— Begin —

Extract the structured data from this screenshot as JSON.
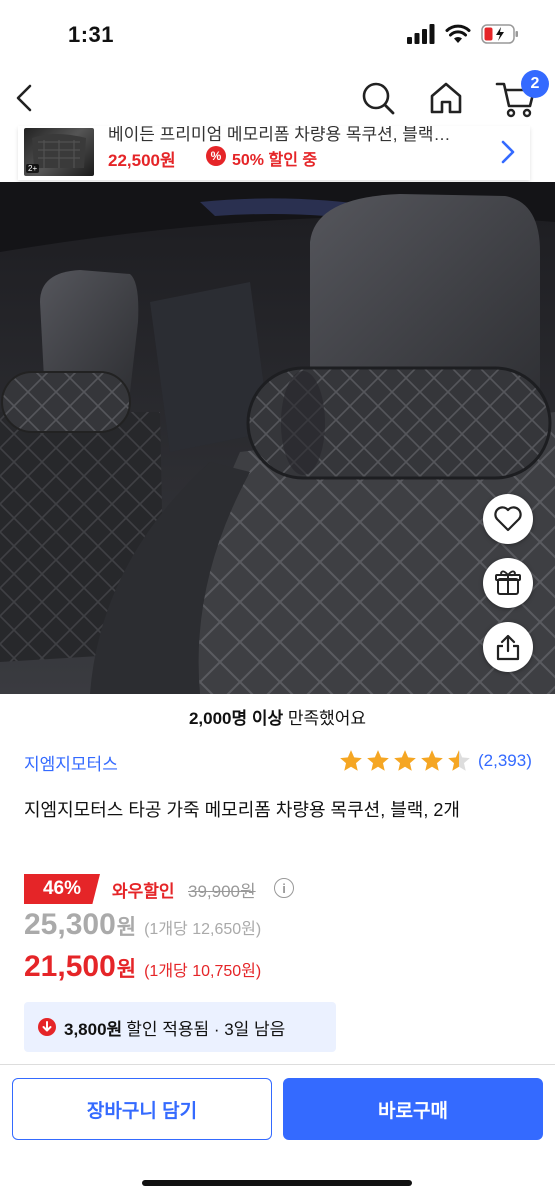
{
  "status_bar": {
    "time": "1:31"
  },
  "nav": {
    "cart_count": "2"
  },
  "mini_banner": {
    "title": "베이든 프리미엄 메모리폼 차량용 목쿠션, 블랙…",
    "price": "22,500원",
    "discount": "50% 할인 중",
    "thumb_badge": "2+"
  },
  "satisfaction": {
    "count": "2,000명 이상",
    "text": " 만족했어요"
  },
  "product": {
    "brand": "지엠지모터스",
    "rating": 4.5,
    "review_count": "(2,393)",
    "title": "지엠지모터스 타공 가죽 메모리폼 차량용 목쿠션, 블랙, 2개",
    "discount_badge": "46%",
    "wow_label": "와우할인",
    "original_price": "39,900원",
    "price1_num": "25,300",
    "price1_won": "원",
    "price1_unit": "(1개당 12,650원)",
    "price2_num": "21,500",
    "price2_won": "원",
    "price2_unit": "(1개당 10,750원)"
  },
  "coupon": {
    "amount": "3,800원",
    "rest": "할인 적용됨 · 3일 남음"
  },
  "actions": {
    "cart_label": "장바구니 담기",
    "buy_label": "바로구매"
  },
  "colors": {
    "accent": "#346aff",
    "sale": "#e52528",
    "star": "#f5a623"
  },
  "icons": [
    "signal-icon",
    "wifi-icon",
    "battery-icon",
    "back-icon",
    "search-icon",
    "home-icon",
    "cart-icon",
    "chevron-right-icon",
    "heart-icon",
    "gift-icon",
    "share-icon",
    "star-icon",
    "info-icon",
    "down-arrow-icon"
  ]
}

— End —

WRITTEN REQUEST: For the listing above, identify each line bearing "title".

WRITTEN ANSWER:
    "title": "베이든 프리미엄 메모리폼 차량용 목쿠션, 블랙…",
    "title": "지엠지모터스 타공 가죽 메모리폼 차량용 목쿠션, 블랙, 2개",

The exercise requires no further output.